* Your task *
Make an exact copy of the records, dropping all pictures.

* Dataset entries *
::::::::::

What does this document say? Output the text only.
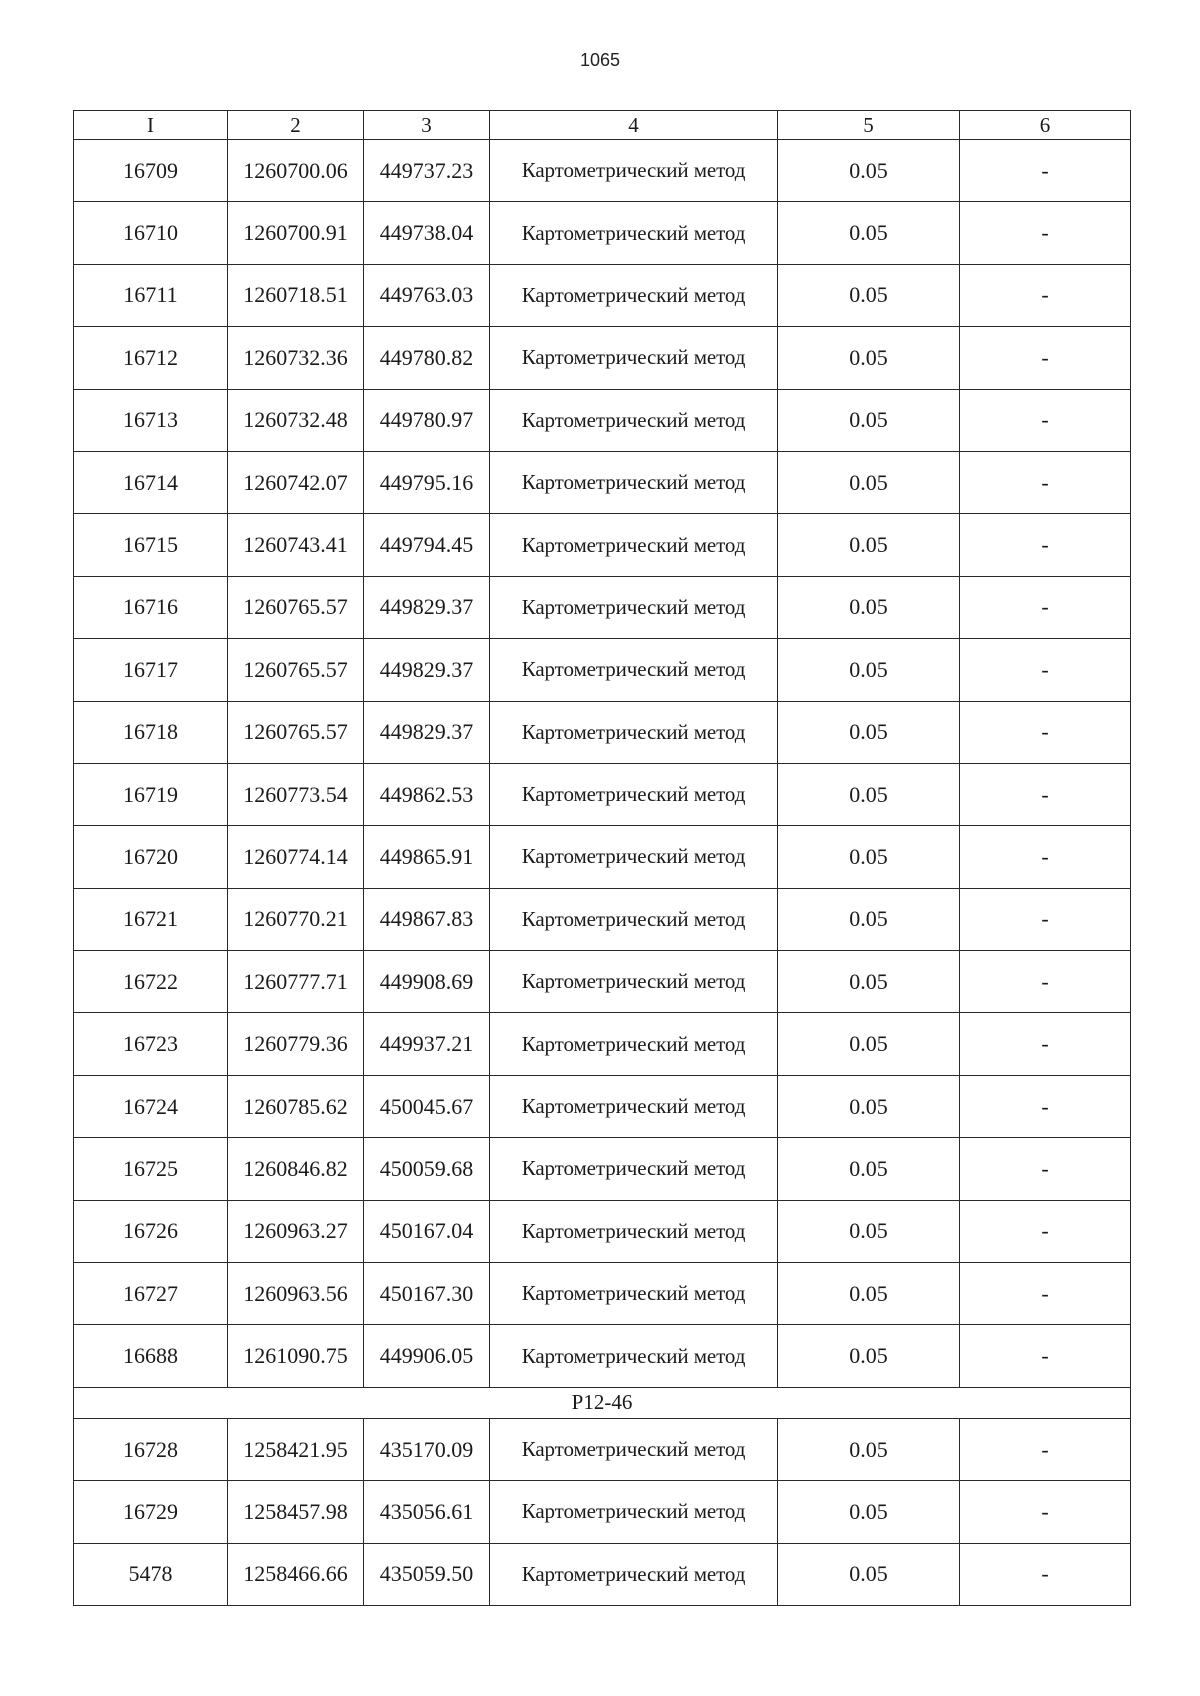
1065
I	2	3	4	5	6
16709	1260700.06	449737.23	Картометрический метод	0.05	-
16710	1260700.91	449738.04	Картометрический метод	0.05	-
16711	1260718.51	449763.03	Картометрический метод	0.05	-
16712	1260732.36	449780.82	Картометрический метод	0.05	-
16713	1260732.48	449780.97	Картометрический метод	0.05	-
16714	1260742.07	449795.16	Картометрический метод	0.05	-
16715	1260743.41	449794.45	Картометрический метод	0.05	-
16716	1260765.57	449829.37	Картометрический метод	0.05	-
16717	1260765.57	449829.37	Картометрический метод	0.05	-
16718	1260765.57	449829.37	Картометрический метод	0.05	-
16719	1260773.54	449862.53	Картометрический метод	0.05	-
16720	1260774.14	449865.91	Картометрический метод	0.05	-
16721	1260770.21	449867.83	Картометрический метод	0.05	-
16722	1260777.71	449908.69	Картометрический метод	0.05	-
16723	1260779.36	449937.21	Картометрический метод	0.05	-
16724	1260785.62	450045.67	Картометрический метод	0.05	-
16725	1260846.82	450059.68	Картометрический метод	0.05	-
16726	1260963.27	450167.04	Картометрический метод	0.05	-
16727	1260963.56	450167.30	Картометрический метод	0.05	-
16688	1261090.75	449906.05	Картометрический метод	0.05	-
Р12-46					
16728	1258421.95	435170.09	Картометрический метод	0.05	-
16729	1258457.98	435056.61	Картометрический метод	0.05	-
5478	1258466.66	435059.50	Картометрический метод	0.05	-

::::::::::

* Written response *
What does this document say? Output the text only.
1065
I	2	3	4	5	6
16709	1260700.06	449737.23	Картометрический метод	0.05	-
16710	1260700.91	449738.04	Картометрический метод	0.05	-
16711	1260718.51	449763.03	Картометрический метод	0.05	-
16712	1260732.36	449780.82	Картометрический метод	0.05	-
16713	1260732.48	449780.97	Картометрический метод	0.05	-
16714	1260742.07	449795.16	Картометрический метод	0.05	-
16715	1260743.41	449794.45	Картометрический метод	0.05	-
16716	1260765.57	449829.37	Картометрический метод	0.05	-
16717	1260765.57	449829.37	Картометрический метод	0.05	-
16718	1260765.57	449829.37	Картометрический метод	0.05	-
16719	1260773.54	449862.53	Картометрический метод	0.05	-
16720	1260774.14	449865.91	Картометрический метод	0.05	-
16721	1260770.21	449867.83	Картометрический метод	0.05	-
16722	1260777.71	449908.69	Картометрический метод	0.05	-
16723	1260779.36	449937.21	Картометрический метод	0.05	-
16724	1260785.62	450045.67	Картометрический метод	0.05	-
16725	1260846.82	450059.68	Картометрический метод	0.05	-
16726	1260963.27	450167.04	Картометрический метод	0.05	-
16727	1260963.56	450167.30	Картометрический метод	0.05	-
16688	1261090.75	449906.05	Картометрический метод	0.05	-
Р12-46					
16728	1258421.95	435170.09	Картометрический метод	0.05	-
16729	1258457.98	435056.61	Картометрический метод	0.05	-
5478	1258466.66	435059.50	Картометрический метод	0.05	-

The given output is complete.